> **Problem statement**
Verbatim output of all the material below is required.

Figure collection entries
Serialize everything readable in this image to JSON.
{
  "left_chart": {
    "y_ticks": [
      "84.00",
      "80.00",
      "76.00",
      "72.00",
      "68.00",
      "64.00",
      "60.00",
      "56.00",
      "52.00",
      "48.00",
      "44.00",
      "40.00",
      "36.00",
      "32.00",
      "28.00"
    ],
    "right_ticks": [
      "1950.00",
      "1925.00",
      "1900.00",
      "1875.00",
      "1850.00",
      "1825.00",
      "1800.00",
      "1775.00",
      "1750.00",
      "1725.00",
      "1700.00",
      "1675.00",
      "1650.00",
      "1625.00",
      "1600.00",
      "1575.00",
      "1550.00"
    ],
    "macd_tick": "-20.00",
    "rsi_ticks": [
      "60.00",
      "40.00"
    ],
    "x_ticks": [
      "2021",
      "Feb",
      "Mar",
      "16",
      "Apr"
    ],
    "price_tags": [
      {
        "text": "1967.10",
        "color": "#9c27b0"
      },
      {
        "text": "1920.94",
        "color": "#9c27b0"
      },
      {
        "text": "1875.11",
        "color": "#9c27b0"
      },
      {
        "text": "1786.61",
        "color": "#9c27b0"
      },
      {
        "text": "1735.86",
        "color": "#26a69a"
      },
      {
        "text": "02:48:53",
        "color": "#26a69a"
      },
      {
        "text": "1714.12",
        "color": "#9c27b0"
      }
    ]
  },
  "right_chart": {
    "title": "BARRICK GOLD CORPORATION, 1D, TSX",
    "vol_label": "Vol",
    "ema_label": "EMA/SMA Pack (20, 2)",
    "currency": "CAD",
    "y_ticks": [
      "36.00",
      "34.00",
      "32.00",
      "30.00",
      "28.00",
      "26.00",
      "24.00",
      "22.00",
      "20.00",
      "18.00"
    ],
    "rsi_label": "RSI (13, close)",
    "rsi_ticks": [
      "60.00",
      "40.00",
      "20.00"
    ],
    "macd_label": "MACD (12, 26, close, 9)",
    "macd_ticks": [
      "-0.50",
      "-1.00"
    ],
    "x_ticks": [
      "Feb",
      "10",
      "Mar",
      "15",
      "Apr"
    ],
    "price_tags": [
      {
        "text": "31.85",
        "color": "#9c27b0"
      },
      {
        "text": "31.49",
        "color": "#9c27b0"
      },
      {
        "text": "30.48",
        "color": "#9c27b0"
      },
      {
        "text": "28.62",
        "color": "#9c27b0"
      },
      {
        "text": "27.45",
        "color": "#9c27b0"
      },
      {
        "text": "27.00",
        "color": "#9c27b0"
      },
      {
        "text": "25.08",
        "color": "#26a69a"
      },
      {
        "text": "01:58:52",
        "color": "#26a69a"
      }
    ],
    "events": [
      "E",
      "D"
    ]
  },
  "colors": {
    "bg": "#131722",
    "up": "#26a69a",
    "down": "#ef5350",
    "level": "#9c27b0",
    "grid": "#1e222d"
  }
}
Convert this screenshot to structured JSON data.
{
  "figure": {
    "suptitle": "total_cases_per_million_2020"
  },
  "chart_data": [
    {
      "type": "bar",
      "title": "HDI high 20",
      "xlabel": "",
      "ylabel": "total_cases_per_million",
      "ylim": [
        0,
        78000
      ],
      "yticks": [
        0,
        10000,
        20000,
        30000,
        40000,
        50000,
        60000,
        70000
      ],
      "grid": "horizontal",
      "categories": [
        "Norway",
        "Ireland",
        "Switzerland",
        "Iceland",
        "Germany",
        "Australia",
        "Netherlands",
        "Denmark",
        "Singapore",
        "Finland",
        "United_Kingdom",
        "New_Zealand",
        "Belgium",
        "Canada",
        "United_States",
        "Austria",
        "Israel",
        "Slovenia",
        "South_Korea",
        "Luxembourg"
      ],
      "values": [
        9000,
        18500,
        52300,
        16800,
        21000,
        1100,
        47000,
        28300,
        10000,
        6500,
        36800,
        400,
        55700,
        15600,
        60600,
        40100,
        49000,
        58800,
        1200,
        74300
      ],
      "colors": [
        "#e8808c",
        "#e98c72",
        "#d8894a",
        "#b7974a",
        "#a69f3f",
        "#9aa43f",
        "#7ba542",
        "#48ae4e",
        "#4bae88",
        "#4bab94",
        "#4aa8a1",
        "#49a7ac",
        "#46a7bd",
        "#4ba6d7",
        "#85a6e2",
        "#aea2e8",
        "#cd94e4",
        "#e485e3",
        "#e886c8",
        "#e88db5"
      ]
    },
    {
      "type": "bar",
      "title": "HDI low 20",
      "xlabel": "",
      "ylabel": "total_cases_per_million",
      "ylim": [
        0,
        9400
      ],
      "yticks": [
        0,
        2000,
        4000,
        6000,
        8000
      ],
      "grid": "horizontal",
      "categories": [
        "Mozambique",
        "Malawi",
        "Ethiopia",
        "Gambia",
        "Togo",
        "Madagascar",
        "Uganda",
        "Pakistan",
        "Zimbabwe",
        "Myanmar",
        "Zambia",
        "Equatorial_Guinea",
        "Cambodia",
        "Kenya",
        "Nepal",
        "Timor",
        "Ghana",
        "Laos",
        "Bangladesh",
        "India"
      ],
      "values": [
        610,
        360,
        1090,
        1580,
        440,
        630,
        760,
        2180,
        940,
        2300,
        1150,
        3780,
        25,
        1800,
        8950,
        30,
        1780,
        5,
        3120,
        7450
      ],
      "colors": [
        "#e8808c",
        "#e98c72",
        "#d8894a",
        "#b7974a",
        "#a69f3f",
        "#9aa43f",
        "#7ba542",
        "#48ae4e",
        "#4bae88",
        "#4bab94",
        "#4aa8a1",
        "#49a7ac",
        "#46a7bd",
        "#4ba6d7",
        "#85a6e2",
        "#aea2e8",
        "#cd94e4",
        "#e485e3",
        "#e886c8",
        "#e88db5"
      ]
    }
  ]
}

> **The output**
Serialize everything readable in this image to JSON.
{
  "left_chart": {
    "y_ticks": [
      "84.00",
      "80.00",
      "76.00",
      "72.00",
      "68.00",
      "64.00",
      "60.00",
      "56.00",
      "52.00",
      "48.00",
      "44.00",
      "40.00",
      "36.00",
      "32.00",
      "28.00"
    ],
    "right_ticks": [
      "1950.00",
      "1925.00",
      "1900.00",
      "1875.00",
      "1850.00",
      "1825.00",
      "1800.00",
      "1775.00",
      "1750.00",
      "1725.00",
      "1700.00",
      "1675.00",
      "1650.00",
      "1625.00",
      "1600.00",
      "1575.00",
      "1550.00"
    ],
    "macd_tick": "-20.00",
    "rsi_ticks": [
      "60.00",
      "40.00"
    ],
    "x_ticks": [
      "2021",
      "Feb",
      "Mar",
      "16",
      "Apr"
    ],
    "price_tags": [
      {
        "text": "1967.10",
        "color": "#9c27b0"
      },
      {
        "text": "1920.94",
        "color": "#9c27b0"
      },
      {
        "text": "1875.11",
        "color": "#9c27b0"
      },
      {
        "text": "1786.61",
        "color": "#9c27b0"
      },
      {
        "text": "1735.86",
        "color": "#26a69a"
      },
      {
        "text": "02:48:53",
        "color": "#26a69a"
      },
      {
        "text": "1714.12",
        "color": "#9c27b0"
      }
    ]
  },
  "right_chart": {
    "title": "BARRICK GOLD CORPORATION, 1D, TSX",
    "vol_label": "Vol",
    "ema_label": "EMA/SMA Pack (20, 2)",
    "currency": "CAD",
    "y_ticks": [
      "36.00",
      "34.00",
      "32.00",
      "30.00",
      "28.00",
      "26.00",
      "24.00",
      "22.00",
      "20.00",
      "18.00"
    ],
    "rsi_label": "RSI (13, close)",
    "rsi_ticks": [
      "60.00",
      "40.00",
      "20.00"
    ],
    "macd_label": "MACD (12, 26, close, 9)",
    "macd_ticks": [
      "-0.50",
      "-1.00"
    ],
    "x_ticks": [
      "Feb",
      "10",
      "Mar",
      "15",
      "Apr"
    ],
    "price_tags": [
      {
        "text": "31.85",
        "color": "#9c27b0"
      },
      {
        "text": "31.49",
        "color": "#9c27b0"
      },
      {
        "text": "30.48",
        "color": "#9c27b0"
      },
      {
        "text": "28.62",
        "color": "#9c27b0"
      },
      {
        "text": "27.45",
        "color": "#9c27b0"
      },
      {
        "text": "27.00",
        "color": "#9c27b0"
      },
      {
        "text": "25.08",
        "color": "#26a69a"
      },
      {
        "text": "01:58:52",
        "color": "#26a69a"
      }
    ],
    "events": [
      "E",
      "D"
    ]
  },
  "colors": {
    "bg": "#131722",
    "up": "#26a69a",
    "down": "#ef5350",
    "level": "#9c27b0",
    "grid": "#1e222d"
  }
}
Convert this screenshot to structured JSON data.
{
  "figure": {
    "suptitle": "total_cases_per_million_2020"
  },
  "chart_data": [
    {
      "type": "bar",
      "title": "HDI high 20",
      "xlabel": "",
      "ylabel": "total_cases_per_million",
      "ylim": [
        0,
        78000
      ],
      "yticks": [
        0,
        10000,
        20000,
        30000,
        40000,
        50000,
        60000,
        70000
      ],
      "grid": "horizontal",
      "categories": [
        "Norway",
        "Ireland",
        "Switzerland",
        "Iceland",
        "Germany",
        "Australia",
        "Netherlands",
        "Denmark",
        "Singapore",
        "Finland",
        "United_Kingdom",
        "New_Zealand",
        "Belgium",
        "Canada",
        "United_States",
        "Austria",
        "Israel",
        "Slovenia",
        "South_Korea",
        "Luxembourg"
      ],
      "values": [
        9000,
        18500,
        52300,
        16800,
        21000,
        1100,
        47000,
        28300,
        10000,
        6500,
        36800,
        400,
        55700,
        15600,
        60600,
        40100,
        49000,
        58800,
        1200,
        74300
      ],
      "colors": [
        "#e8808c",
        "#e98c72",
        "#d8894a",
        "#b7974a",
        "#a69f3f",
        "#9aa43f",
        "#7ba542",
        "#48ae4e",
        "#4bae88",
        "#4bab94",
        "#4aa8a1",
        "#49a7ac",
        "#46a7bd",
        "#4ba6d7",
        "#85a6e2",
        "#aea2e8",
        "#cd94e4",
        "#e485e3",
        "#e886c8",
        "#e88db5"
      ]
    },
    {
      "type": "bar",
      "title": "HDI low 20",
      "xlabel": "",
      "ylabel": "total_cases_per_million",
      "ylim": [
        0,
        9400
      ],
      "yticks": [
        0,
        2000,
        4000,
        6000,
        8000
      ],
      "grid": "horizontal",
      "categories": [
        "Mozambique",
        "Malawi",
        "Ethiopia",
        "Gambia",
        "Togo",
        "Madagascar",
        "Uganda",
        "Pakistan",
        "Zimbabwe",
        "Myanmar",
        "Zambia",
        "Equatorial_Guinea",
        "Cambodia",
        "Kenya",
        "Nepal",
        "Timor",
        "Ghana",
        "Laos",
        "Bangladesh",
        "India"
      ],
      "values": [
        610,
        360,
        1090,
        1580,
        440,
        630,
        760,
        2180,
        940,
        2300,
        1150,
        3780,
        25,
        1800,
        8950,
        30,
        1780,
        5,
        3120,
        7450
      ],
      "colors": [
        "#e8808c",
        "#e98c72",
        "#d8894a",
        "#b7974a",
        "#a69f3f",
        "#9aa43f",
        "#7ba542",
        "#48ae4e",
        "#4bae88",
        "#4bab94",
        "#4aa8a1",
        "#49a7ac",
        "#46a7bd",
        "#4ba6d7",
        "#85a6e2",
        "#aea2e8",
        "#cd94e4",
        "#e485e3",
        "#e886c8",
        "#e88db5"
      ]
    }
  ]
}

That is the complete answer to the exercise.